RECORDS FOR THIS EXERCISE:
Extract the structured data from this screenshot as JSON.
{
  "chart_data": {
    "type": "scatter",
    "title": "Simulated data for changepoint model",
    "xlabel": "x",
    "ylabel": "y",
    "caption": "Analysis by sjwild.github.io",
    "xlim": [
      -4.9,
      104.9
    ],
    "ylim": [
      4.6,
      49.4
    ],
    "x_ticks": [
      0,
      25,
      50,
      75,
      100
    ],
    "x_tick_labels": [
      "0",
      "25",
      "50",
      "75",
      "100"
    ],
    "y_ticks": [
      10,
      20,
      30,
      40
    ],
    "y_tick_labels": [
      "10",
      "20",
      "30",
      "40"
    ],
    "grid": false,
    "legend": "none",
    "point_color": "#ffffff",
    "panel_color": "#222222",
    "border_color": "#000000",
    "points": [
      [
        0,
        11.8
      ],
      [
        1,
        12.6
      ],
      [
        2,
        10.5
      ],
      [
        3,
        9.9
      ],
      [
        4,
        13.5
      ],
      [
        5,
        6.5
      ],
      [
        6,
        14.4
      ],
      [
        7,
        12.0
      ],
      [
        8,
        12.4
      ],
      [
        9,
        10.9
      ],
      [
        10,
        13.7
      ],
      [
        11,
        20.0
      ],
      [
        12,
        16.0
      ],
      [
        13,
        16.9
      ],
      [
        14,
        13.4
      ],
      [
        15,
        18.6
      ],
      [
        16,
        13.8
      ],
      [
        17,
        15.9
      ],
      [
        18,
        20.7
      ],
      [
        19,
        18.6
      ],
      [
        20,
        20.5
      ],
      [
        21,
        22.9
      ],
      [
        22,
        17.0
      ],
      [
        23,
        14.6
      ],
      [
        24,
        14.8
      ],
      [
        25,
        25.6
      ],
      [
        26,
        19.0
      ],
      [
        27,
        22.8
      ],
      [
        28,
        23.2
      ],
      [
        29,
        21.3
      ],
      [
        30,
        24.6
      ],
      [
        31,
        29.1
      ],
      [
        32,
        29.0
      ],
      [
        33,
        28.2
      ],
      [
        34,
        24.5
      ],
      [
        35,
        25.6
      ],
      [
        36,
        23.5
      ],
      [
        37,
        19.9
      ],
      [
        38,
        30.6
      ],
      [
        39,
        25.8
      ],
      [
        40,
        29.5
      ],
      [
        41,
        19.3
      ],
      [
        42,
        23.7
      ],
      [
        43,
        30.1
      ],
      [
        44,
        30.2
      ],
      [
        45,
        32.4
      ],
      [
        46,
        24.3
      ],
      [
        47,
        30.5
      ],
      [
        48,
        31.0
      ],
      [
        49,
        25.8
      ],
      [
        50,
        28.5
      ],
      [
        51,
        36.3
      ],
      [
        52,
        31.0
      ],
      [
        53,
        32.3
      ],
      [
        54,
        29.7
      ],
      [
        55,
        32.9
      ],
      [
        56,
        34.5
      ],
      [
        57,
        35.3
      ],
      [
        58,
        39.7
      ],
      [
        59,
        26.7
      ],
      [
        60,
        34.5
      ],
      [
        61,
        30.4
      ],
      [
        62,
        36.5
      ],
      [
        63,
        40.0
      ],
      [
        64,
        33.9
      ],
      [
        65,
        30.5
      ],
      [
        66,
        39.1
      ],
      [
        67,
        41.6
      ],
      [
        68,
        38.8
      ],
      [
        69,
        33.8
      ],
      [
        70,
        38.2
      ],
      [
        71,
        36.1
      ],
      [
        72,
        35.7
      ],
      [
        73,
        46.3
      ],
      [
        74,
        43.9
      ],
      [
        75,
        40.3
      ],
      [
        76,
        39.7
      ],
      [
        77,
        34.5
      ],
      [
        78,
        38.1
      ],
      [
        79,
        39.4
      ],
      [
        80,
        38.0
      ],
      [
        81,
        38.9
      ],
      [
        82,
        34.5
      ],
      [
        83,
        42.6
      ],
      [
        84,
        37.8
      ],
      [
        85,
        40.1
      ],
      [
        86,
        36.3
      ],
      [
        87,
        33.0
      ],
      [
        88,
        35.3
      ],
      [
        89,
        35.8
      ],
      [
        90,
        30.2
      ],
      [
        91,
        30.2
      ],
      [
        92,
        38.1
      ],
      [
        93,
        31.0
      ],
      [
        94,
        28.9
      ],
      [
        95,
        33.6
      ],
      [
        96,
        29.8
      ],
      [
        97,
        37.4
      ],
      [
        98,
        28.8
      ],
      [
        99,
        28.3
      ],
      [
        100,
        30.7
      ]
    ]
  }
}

DIRECTION: Print every record above exactly as written.

EXERCISE RESULT:
Extract the structured data from this screenshot as JSON.
{
  "chart_data": {
    "type": "scatter",
    "title": "Simulated data for changepoint model",
    "xlabel": "x",
    "ylabel": "y",
    "caption": "Analysis by sjwild.github.io",
    "xlim": [
      -4.9,
      104.9
    ],
    "ylim": [
      4.6,
      49.4
    ],
    "x_ticks": [
      0,
      25,
      50,
      75,
      100
    ],
    "x_tick_labels": [
      "0",
      "25",
      "50",
      "75",
      "100"
    ],
    "y_ticks": [
      10,
      20,
      30,
      40
    ],
    "y_tick_labels": [
      "10",
      "20",
      "30",
      "40"
    ],
    "grid": false,
    "legend": "none",
    "point_color": "#ffffff",
    "panel_color": "#222222",
    "border_color": "#000000",
    "points": [
      [
        0,
        11.8
      ],
      [
        1,
        12.6
      ],
      [
        2,
        10.5
      ],
      [
        3,
        9.9
      ],
      [
        4,
        13.5
      ],
      [
        5,
        6.5
      ],
      [
        6,
        14.4
      ],
      [
        7,
        12.0
      ],
      [
        8,
        12.4
      ],
      [
        9,
        10.9
      ],
      [
        10,
        13.7
      ],
      [
        11,
        20.0
      ],
      [
        12,
        16.0
      ],
      [
        13,
        16.9
      ],
      [
        14,
        13.4
      ],
      [
        15,
        18.6
      ],
      [
        16,
        13.8
      ],
      [
        17,
        15.9
      ],
      [
        18,
        20.7
      ],
      [
        19,
        18.6
      ],
      [
        20,
        20.5
      ],
      [
        21,
        22.9
      ],
      [
        22,
        17.0
      ],
      [
        23,
        14.6
      ],
      [
        24,
        14.8
      ],
      [
        25,
        25.6
      ],
      [
        26,
        19.0
      ],
      [
        27,
        22.8
      ],
      [
        28,
        23.2
      ],
      [
        29,
        21.3
      ],
      [
        30,
        24.6
      ],
      [
        31,
        29.1
      ],
      [
        32,
        29.0
      ],
      [
        33,
        28.2
      ],
      [
        34,
        24.5
      ],
      [
        35,
        25.6
      ],
      [
        36,
        23.5
      ],
      [
        37,
        19.9
      ],
      [
        38,
        30.6
      ],
      [
        39,
        25.8
      ],
      [
        40,
        29.5
      ],
      [
        41,
        19.3
      ],
      [
        42,
        23.7
      ],
      [
        43,
        30.1
      ],
      [
        44,
        30.2
      ],
      [
        45,
        32.4
      ],
      [
        46,
        24.3
      ],
      [
        47,
        30.5
      ],
      [
        48,
        31.0
      ],
      [
        49,
        25.8
      ],
      [
        50,
        28.5
      ],
      [
        51,
        36.3
      ],
      [
        52,
        31.0
      ],
      [
        53,
        32.3
      ],
      [
        54,
        29.7
      ],
      [
        55,
        32.9
      ],
      [
        56,
        34.5
      ],
      [
        57,
        35.3
      ],
      [
        58,
        39.7
      ],
      [
        59,
        26.7
      ],
      [
        60,
        34.5
      ],
      [
        61,
        30.4
      ],
      [
        62,
        36.5
      ],
      [
        63,
        40.0
      ],
      [
        64,
        33.9
      ],
      [
        65,
        30.5
      ],
      [
        66,
        39.1
      ],
      [
        67,
        41.6
      ],
      [
        68,
        38.8
      ],
      [
        69,
        33.8
      ],
      [
        70,
        38.2
      ],
      [
        71,
        36.1
      ],
      [
        72,
        35.7
      ],
      [
        73,
        46.3
      ],
      [
        74,
        43.9
      ],
      [
        75,
        40.3
      ],
      [
        76,
        39.7
      ],
      [
        77,
        34.5
      ],
      [
        78,
        38.1
      ],
      [
        79,
        39.4
      ],
      [
        80,
        38.0
      ],
      [
        81,
        38.9
      ],
      [
        82,
        34.5
      ],
      [
        83,
        42.6
      ],
      [
        84,
        37.8
      ],
      [
        85,
        40.1
      ],
      [
        86,
        36.3
      ],
      [
        87,
        33.0
      ],
      [
        88,
        35.3
      ],
      [
        89,
        35.8
      ],
      [
        90,
        30.2
      ],
      [
        91,
        30.2
      ],
      [
        92,
        38.1
      ],
      [
        93,
        31.0
      ],
      [
        94,
        28.9
      ],
      [
        95,
        33.6
      ],
      [
        96,
        29.8
      ],
      [
        97,
        37.4
      ],
      [
        98,
        28.8
      ],
      [
        99,
        28.3
      ],
      [
        100,
        30.7
      ]
    ]
  }
}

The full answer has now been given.